▶ AIM:
Reproduce all of the material word for word.

[Saved entries]
** Begin **
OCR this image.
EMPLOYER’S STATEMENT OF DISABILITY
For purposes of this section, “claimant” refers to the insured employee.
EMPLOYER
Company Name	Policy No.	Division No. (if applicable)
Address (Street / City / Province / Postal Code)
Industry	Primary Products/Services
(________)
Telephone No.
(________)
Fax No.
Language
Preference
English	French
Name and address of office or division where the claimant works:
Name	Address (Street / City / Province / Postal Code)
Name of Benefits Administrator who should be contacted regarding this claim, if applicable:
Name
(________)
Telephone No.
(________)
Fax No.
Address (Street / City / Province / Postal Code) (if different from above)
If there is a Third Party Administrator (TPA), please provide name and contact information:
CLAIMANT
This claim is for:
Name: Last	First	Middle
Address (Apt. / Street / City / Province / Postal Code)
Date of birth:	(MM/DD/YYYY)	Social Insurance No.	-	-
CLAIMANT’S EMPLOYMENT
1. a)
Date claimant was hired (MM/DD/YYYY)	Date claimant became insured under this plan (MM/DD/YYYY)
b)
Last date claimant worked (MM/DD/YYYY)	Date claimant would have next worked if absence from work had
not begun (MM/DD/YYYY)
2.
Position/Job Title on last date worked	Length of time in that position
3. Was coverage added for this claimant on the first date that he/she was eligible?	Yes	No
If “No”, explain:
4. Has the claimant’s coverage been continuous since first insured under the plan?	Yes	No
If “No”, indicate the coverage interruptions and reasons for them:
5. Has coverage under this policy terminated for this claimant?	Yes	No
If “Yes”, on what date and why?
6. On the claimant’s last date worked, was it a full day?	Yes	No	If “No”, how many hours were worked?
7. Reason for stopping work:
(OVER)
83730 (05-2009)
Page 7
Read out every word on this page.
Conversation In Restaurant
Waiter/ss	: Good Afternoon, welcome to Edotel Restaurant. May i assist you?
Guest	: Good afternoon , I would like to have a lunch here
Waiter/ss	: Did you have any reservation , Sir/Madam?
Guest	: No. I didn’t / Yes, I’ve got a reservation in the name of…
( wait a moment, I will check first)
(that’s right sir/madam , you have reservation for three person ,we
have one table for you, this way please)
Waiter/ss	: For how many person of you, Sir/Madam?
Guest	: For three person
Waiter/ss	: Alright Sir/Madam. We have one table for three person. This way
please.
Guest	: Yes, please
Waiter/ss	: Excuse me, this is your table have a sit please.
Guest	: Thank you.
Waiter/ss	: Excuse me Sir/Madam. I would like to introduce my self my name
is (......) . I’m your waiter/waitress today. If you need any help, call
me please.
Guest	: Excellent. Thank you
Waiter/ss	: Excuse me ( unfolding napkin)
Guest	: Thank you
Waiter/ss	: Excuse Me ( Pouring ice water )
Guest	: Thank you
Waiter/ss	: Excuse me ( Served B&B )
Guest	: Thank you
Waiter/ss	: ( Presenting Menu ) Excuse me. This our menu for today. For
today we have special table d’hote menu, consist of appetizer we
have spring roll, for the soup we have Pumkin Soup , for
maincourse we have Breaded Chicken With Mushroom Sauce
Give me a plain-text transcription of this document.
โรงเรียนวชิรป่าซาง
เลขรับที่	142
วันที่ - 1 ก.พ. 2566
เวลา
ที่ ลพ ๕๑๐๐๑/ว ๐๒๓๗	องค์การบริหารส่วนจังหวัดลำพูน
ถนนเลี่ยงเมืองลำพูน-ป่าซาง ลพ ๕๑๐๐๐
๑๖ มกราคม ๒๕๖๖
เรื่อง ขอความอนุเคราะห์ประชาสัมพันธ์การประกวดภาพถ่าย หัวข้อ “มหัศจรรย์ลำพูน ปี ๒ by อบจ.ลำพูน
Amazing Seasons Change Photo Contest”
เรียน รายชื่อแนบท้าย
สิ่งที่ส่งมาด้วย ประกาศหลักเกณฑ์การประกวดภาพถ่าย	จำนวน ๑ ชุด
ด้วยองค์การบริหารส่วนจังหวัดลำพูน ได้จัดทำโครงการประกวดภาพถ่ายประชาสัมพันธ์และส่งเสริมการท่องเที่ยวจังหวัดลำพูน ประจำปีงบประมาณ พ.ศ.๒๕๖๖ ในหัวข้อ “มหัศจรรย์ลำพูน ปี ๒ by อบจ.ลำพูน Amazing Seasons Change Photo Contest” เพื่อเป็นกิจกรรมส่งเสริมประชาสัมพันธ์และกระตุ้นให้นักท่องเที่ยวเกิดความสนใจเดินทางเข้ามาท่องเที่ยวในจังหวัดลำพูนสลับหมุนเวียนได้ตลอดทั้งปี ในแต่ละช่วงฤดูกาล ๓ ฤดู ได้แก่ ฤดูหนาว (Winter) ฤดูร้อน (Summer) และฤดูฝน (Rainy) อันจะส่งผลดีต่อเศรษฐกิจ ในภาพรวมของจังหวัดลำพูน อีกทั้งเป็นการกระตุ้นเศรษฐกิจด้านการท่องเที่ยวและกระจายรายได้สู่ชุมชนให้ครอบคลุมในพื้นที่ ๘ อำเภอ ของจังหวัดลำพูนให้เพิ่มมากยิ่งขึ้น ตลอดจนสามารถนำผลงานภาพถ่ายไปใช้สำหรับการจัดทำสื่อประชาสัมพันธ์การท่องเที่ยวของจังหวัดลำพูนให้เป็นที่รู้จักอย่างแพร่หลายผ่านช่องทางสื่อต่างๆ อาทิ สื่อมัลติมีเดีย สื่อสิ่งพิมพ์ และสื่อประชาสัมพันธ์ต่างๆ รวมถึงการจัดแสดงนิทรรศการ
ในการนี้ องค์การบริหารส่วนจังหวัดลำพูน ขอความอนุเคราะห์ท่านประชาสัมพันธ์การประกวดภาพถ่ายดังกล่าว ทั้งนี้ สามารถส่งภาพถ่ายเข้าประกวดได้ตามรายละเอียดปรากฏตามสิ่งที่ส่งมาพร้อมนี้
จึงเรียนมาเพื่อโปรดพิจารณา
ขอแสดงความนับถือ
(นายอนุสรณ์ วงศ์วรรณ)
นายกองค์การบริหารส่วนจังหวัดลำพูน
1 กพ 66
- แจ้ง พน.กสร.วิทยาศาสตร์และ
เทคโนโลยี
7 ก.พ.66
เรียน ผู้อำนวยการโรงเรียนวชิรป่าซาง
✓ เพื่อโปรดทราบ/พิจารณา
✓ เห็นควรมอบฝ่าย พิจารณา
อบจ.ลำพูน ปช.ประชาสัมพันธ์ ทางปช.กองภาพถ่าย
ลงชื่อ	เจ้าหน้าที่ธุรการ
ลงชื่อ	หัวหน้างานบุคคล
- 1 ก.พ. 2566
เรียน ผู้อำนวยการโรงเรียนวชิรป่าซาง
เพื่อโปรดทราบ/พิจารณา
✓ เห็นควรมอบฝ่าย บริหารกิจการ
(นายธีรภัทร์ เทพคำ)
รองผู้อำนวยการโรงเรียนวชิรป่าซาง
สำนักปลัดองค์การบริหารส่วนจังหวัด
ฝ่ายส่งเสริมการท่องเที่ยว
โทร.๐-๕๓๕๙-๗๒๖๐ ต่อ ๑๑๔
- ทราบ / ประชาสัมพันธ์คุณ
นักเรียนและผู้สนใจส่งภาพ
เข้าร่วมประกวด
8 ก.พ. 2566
** End **
▶ OUTPUT OF THE EXERCISE:
OCR this image.
EMPLOYER’S STATEMENT OF DISABILITY
For purposes of this section, “claimant” refers to the insured employee.
EMPLOYER
Company Name	Policy No.	Division No. (if applicable)
Address (Street / City / Province / Postal Code)
Industry	Primary Products/Services
(________)
Telephone No.
(________)
Fax No.
Language
Preference
English	French
Name and address of office or division where the claimant works:
Name	Address (Street / City / Province / Postal Code)
Name of Benefits Administrator who should be contacted regarding this claim, if applicable:
Name
(________)
Telephone No.
(________)
Fax No.
Address (Street / City / Province / Postal Code) (if different from above)
If there is a Third Party Administrator (TPA), please provide name and contact information:
CLAIMANT
This claim is for:
Name: Last	First	Middle
Address (Apt. / Street / City / Province / Postal Code)
Date of birth:	(MM/DD/YYYY)	Social Insurance No.	-	-
CLAIMANT’S EMPLOYMENT
1. a)
Date claimant was hired (MM/DD/YYYY)	Date claimant became insured under this plan (MM/DD/YYYY)
b)
Last date claimant worked (MM/DD/YYYY)	Date claimant would have next worked if absence from work had
not begun (MM/DD/YYYY)
2.
Position/Job Title on last date worked	Length of time in that position
3. Was coverage added for this claimant on the first date that he/she was eligible?	Yes	No
If “No”, explain:
4. Has the claimant’s coverage been continuous since first insured under the plan?	Yes	No
If “No”, indicate the coverage interruptions and reasons for them:
5. Has coverage under this policy terminated for this claimant?	Yes	No
If “Yes”, on what date and why?
6. On the claimant’s last date worked, was it a full day?	Yes	No	If “No”, how many hours were worked?
7. Reason for stopping work:
(OVER)
83730 (05-2009)
Page 7
Read out every word on this page.
Conversation In Restaurant
Waiter/ss	: Good Afternoon, welcome to Edotel Restaurant. May i assist you?
Guest	: Good afternoon , I would like to have a lunch here
Waiter/ss	: Did you have any reservation , Sir/Madam?
Guest	: No. I didn’t / Yes, I’ve got a reservation in the name of…
( wait a moment, I will check first)
(that’s right sir/madam , you have reservation for three person ,we
have one table for you, this way please)
Waiter/ss	: For how many person of you, Sir/Madam?
Guest	: For three person
Waiter/ss	: Alright Sir/Madam. We have one table for three person. This way
please.
Guest	: Yes, please
Waiter/ss	: Excuse me, this is your table have a sit please.
Guest	: Thank you.
Waiter/ss	: Excuse me Sir/Madam. I would like to introduce my self my name
is (......) . I’m your waiter/waitress today. If you need any help, call
me please.
Guest	: Excellent. Thank you
Waiter/ss	: Excuse me ( unfolding napkin)
Guest	: Thank you
Waiter/ss	: Excuse Me ( Pouring ice water )
Guest	: Thank you
Waiter/ss	: Excuse me ( Served B&B )
Guest	: Thank you
Waiter/ss	: ( Presenting Menu ) Excuse me. This our menu for today. For
today we have special table d’hote menu, consist of appetizer we
have spring roll, for the soup we have Pumkin Soup , for
maincourse we have Breaded Chicken With Mushroom Sauce
Give me a plain-text transcription of this document.
โรงเรียนวชิรป่าซาง
เลขรับที่	142
วันที่ - 1 ก.พ. 2566
เวลา
ที่ ลพ ๕๑๐๐๑/ว ๐๒๓๗	องค์การบริหารส่วนจังหวัดลำพูน
ถนนเลี่ยงเมืองลำพูน-ป่าซาง ลพ ๕๑๐๐๐
๑๖ มกราคม ๒๕๖๖
เรื่อง ขอความอนุเคราะห์ประชาสัมพันธ์การประกวดภาพถ่าย หัวข้อ “มหัศจรรย์ลำพูน ปี ๒ by อบจ.ลำพูน
Amazing Seasons Change Photo Contest”
เรียน รายชื่อแนบท้าย
สิ่งที่ส่งมาด้วย ประกาศหลักเกณฑ์การประกวดภาพถ่าย	จำนวน ๑ ชุด
ด้วยองค์การบริหารส่วนจังหวัดลำพูน ได้จัดทำโครงการประกวดภาพถ่ายประชาสัมพันธ์และส่งเสริมการท่องเที่ยวจังหวัดลำพูน ประจำปีงบประมาณ พ.ศ.๒๕๖๖ ในหัวข้อ “มหัศจรรย์ลำพูน ปี ๒ by อบจ.ลำพูน Amazing Seasons Change Photo Contest” เพื่อเป็นกิจกรรมส่งเสริมประชาสัมพันธ์และกระตุ้นให้นักท่องเที่ยวเกิดความสนใจเดินทางเข้ามาท่องเที่ยวในจังหวัดลำพูนสลับหมุนเวียนได้ตลอดทั้งปี ในแต่ละช่วงฤดูกาล ๓ ฤดู ได้แก่ ฤดูหนาว (Winter) ฤดูร้อน (Summer) และฤดูฝน (Rainy) อันจะส่งผลดีต่อเศรษฐกิจ ในภาพรวมของจังหวัดลำพูน อีกทั้งเป็นการกระตุ้นเศรษฐกิจด้านการท่องเที่ยวและกระจายรายได้สู่ชุมชนให้ครอบคลุมในพื้นที่ ๘ อำเภอ ของจังหวัดลำพูนให้เพิ่มมากยิ่งขึ้น ตลอดจนสามารถนำผลงานภาพถ่ายไปใช้สำหรับการจัดทำสื่อประชาสัมพันธ์การท่องเที่ยวของจังหวัดลำพูนให้เป็นที่รู้จักอย่างแพร่หลายผ่านช่องทางสื่อต่างๆ อาทิ สื่อมัลติมีเดีย สื่อสิ่งพิมพ์ และสื่อประชาสัมพันธ์ต่างๆ รวมถึงการจัดแสดงนิทรรศการ
ในการนี้ องค์การบริหารส่วนจังหวัดลำพูน ขอความอนุเคราะห์ท่านประชาสัมพันธ์การประกวดภาพถ่ายดังกล่าว ทั้งนี้ สามารถส่งภาพถ่ายเข้าประกวดได้ตามรายละเอียดปรากฏตามสิ่งที่ส่งมาพร้อมนี้
จึงเรียนมาเพื่อโปรดพิจารณา
ขอแสดงความนับถือ
(นายอนุสรณ์ วงศ์วรรณ)
นายกองค์การบริหารส่วนจังหวัดลำพูน
1 กพ 66
- แจ้ง พน.กสร.วิทยาศาสตร์และ
เทคโนโลยี
7 ก.พ.66
เรียน ผู้อำนวยการโรงเรียนวชิรป่าซาง
✓ เพื่อโปรดทราบ/พิจารณา
✓ เห็นควรมอบฝ่าย พิจารณา
อบจ.ลำพูน ปช.ประชาสัมพันธ์ ทางปช.กองภาพถ่าย
ลงชื่อ	เจ้าหน้าที่ธุรการ
ลงชื่อ	หัวหน้างานบุคคล
- 1 ก.พ. 2566
เรียน ผู้อำนวยการโรงเรียนวชิรป่าซาง
เพื่อโปรดทราบ/พิจารณา
✓ เห็นควรมอบฝ่าย บริหารกิจการ
(นายธีรภัทร์ เทพคำ)
รองผู้อำนวยการโรงเรียนวชิรป่าซาง
สำนักปลัดองค์การบริหารส่วนจังหวัด
ฝ่ายส่งเสริมการท่องเที่ยว
โทร.๐-๕๓๕๙-๗๒๖๐ ต่อ ๑๑๔
- ทราบ / ประชาสัมพันธ์คุณ
นักเรียนและผู้สนใจส่งภาพ
เข้าร่วมประกวด
8 ก.พ. 2566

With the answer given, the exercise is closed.